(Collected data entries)
──────────────────────────────
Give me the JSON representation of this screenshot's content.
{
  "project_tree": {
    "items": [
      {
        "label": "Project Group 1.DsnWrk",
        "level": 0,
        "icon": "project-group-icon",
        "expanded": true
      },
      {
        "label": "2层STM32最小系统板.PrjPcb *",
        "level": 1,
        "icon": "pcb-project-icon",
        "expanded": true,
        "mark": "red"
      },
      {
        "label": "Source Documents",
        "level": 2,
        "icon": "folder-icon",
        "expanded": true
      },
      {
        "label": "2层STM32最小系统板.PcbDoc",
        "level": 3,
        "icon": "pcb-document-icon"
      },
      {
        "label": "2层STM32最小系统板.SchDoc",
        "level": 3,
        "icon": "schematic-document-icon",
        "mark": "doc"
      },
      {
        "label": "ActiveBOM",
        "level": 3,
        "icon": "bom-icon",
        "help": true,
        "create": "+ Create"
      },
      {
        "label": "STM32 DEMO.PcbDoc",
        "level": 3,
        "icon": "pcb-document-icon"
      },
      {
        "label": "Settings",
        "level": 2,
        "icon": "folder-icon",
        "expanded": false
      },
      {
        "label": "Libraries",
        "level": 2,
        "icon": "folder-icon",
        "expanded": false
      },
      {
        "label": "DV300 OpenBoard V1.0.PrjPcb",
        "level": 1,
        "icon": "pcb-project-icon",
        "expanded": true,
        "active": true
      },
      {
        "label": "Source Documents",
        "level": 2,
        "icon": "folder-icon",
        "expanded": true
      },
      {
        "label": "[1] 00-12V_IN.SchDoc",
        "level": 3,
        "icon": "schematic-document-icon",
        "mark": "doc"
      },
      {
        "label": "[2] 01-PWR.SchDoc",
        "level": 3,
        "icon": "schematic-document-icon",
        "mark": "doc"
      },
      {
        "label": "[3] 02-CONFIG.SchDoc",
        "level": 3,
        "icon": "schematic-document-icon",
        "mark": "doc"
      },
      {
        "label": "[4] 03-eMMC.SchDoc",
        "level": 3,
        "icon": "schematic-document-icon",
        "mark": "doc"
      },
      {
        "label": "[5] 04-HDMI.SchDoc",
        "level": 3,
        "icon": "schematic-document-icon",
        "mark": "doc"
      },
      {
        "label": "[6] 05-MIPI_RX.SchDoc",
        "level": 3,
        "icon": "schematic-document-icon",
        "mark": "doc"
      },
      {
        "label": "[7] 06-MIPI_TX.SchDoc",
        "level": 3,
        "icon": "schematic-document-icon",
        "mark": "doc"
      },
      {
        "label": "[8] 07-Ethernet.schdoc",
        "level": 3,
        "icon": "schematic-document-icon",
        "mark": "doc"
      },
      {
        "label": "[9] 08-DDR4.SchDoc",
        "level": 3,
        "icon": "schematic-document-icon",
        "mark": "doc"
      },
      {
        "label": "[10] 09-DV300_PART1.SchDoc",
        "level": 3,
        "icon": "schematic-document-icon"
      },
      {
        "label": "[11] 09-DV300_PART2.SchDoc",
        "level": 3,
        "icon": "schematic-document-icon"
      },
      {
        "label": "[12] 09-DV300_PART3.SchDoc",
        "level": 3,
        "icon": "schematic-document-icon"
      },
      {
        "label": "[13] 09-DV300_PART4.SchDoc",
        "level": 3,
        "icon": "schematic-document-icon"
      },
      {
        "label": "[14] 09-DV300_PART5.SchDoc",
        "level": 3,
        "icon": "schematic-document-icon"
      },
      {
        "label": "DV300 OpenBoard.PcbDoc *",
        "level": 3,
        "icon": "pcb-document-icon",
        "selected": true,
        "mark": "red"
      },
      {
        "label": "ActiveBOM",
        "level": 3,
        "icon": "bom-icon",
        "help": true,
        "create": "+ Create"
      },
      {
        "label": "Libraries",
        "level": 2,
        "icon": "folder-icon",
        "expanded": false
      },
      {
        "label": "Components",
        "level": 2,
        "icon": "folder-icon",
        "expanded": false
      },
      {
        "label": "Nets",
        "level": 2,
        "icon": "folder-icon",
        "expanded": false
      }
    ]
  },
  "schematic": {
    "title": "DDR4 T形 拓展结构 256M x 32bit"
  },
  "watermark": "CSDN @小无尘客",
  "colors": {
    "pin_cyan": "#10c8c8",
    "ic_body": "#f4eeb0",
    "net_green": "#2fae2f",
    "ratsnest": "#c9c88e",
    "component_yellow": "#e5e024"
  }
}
──────────────────────────────
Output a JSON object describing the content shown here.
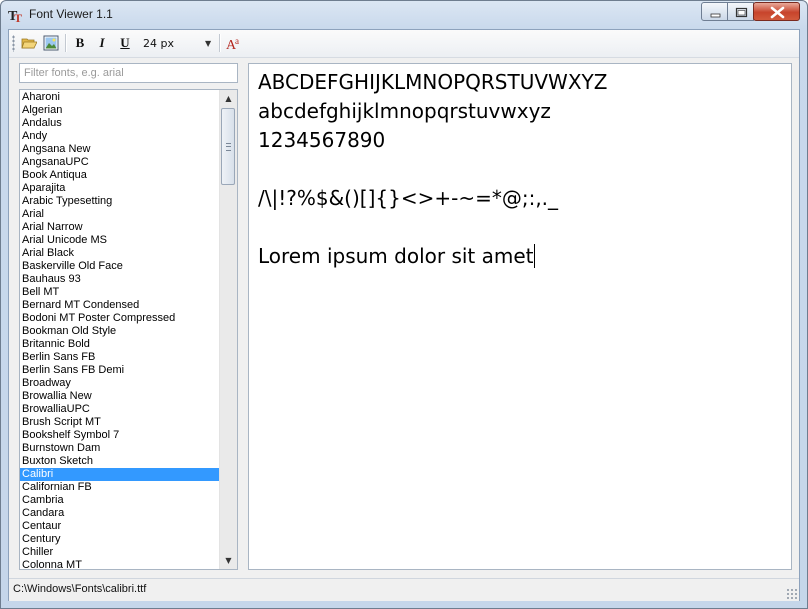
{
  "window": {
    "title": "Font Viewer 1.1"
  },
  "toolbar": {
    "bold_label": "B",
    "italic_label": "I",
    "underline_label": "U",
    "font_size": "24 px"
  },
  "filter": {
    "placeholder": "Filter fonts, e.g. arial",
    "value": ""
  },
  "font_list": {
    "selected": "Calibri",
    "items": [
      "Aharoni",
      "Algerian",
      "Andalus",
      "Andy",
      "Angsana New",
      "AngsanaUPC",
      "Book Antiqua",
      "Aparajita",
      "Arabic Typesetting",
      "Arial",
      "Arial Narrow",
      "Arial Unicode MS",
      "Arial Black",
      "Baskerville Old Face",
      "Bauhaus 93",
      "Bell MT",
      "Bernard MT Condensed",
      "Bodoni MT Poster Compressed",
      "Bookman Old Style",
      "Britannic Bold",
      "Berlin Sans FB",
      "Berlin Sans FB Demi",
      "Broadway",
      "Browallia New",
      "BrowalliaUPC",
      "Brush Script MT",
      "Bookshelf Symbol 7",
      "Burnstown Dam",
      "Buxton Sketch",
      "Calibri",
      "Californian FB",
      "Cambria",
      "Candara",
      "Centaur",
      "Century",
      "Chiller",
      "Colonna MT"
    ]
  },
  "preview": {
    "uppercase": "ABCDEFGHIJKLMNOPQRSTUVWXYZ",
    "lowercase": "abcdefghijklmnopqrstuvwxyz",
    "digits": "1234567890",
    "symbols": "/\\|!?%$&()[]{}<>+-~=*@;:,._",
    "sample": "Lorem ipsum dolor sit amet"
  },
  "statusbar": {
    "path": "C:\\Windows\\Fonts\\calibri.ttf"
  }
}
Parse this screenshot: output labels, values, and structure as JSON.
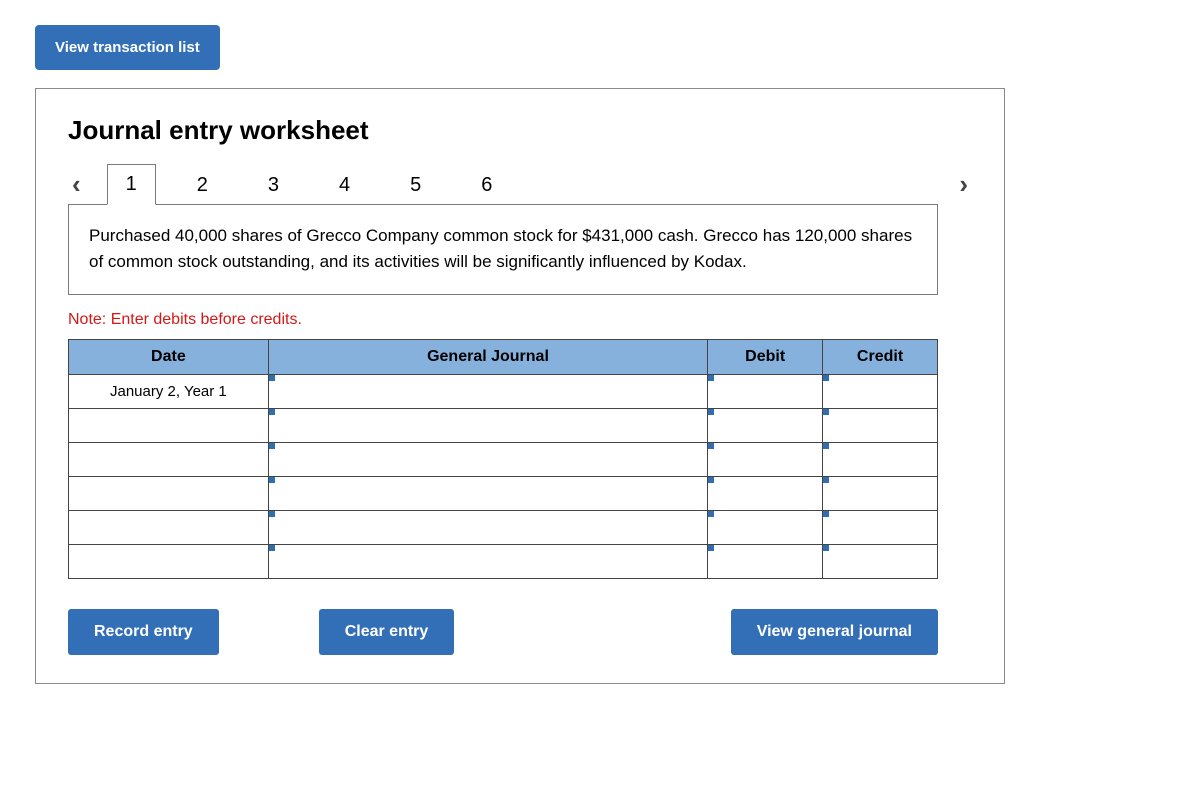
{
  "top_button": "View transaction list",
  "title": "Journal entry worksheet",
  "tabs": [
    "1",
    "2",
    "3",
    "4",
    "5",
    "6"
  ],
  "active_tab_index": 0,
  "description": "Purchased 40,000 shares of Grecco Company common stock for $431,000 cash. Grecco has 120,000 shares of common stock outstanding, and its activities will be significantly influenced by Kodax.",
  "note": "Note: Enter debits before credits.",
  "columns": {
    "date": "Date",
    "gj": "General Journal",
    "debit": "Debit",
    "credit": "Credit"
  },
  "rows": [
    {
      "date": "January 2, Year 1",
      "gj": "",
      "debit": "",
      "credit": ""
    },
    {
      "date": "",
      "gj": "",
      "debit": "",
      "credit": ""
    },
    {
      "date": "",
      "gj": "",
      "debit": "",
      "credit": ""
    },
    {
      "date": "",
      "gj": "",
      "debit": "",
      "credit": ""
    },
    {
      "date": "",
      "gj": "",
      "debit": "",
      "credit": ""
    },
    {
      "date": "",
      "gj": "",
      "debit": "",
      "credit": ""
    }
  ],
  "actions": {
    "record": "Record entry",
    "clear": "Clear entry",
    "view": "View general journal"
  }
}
──────────────────────────────
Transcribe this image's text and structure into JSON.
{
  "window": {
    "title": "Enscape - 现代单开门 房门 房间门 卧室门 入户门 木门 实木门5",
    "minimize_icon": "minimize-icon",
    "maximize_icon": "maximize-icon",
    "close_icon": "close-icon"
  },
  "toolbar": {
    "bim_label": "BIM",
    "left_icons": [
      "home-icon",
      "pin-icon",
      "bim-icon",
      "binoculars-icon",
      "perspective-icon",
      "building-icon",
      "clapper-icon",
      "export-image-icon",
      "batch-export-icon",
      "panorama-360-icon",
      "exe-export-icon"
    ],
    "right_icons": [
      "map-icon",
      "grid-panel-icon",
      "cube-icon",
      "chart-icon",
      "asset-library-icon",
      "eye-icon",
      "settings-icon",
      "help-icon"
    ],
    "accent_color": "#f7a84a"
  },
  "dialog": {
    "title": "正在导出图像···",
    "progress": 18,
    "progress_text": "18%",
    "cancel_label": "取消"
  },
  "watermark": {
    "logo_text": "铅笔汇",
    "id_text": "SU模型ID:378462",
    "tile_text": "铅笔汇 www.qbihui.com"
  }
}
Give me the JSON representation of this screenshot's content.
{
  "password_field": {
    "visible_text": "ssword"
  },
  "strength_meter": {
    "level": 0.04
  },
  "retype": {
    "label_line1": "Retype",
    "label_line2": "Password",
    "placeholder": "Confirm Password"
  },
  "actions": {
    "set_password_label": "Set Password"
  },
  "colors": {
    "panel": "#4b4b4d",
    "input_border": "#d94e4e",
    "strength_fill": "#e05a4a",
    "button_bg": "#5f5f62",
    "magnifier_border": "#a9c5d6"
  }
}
──────────────────────────────
Problem description = Pull out every line of the records above that contains the word "title".

Problem solution =
    "title": "DDR4 T形 拓展结构 256M x 32bit"
    "title": "Font Viewer 1.1"
  "title": "Journal entry worksheet",
    "title": "Enscape - 现代单开门 房门 房间门 卧室门 入户门 木门 实木门5",
    "title": "正在导出图像···",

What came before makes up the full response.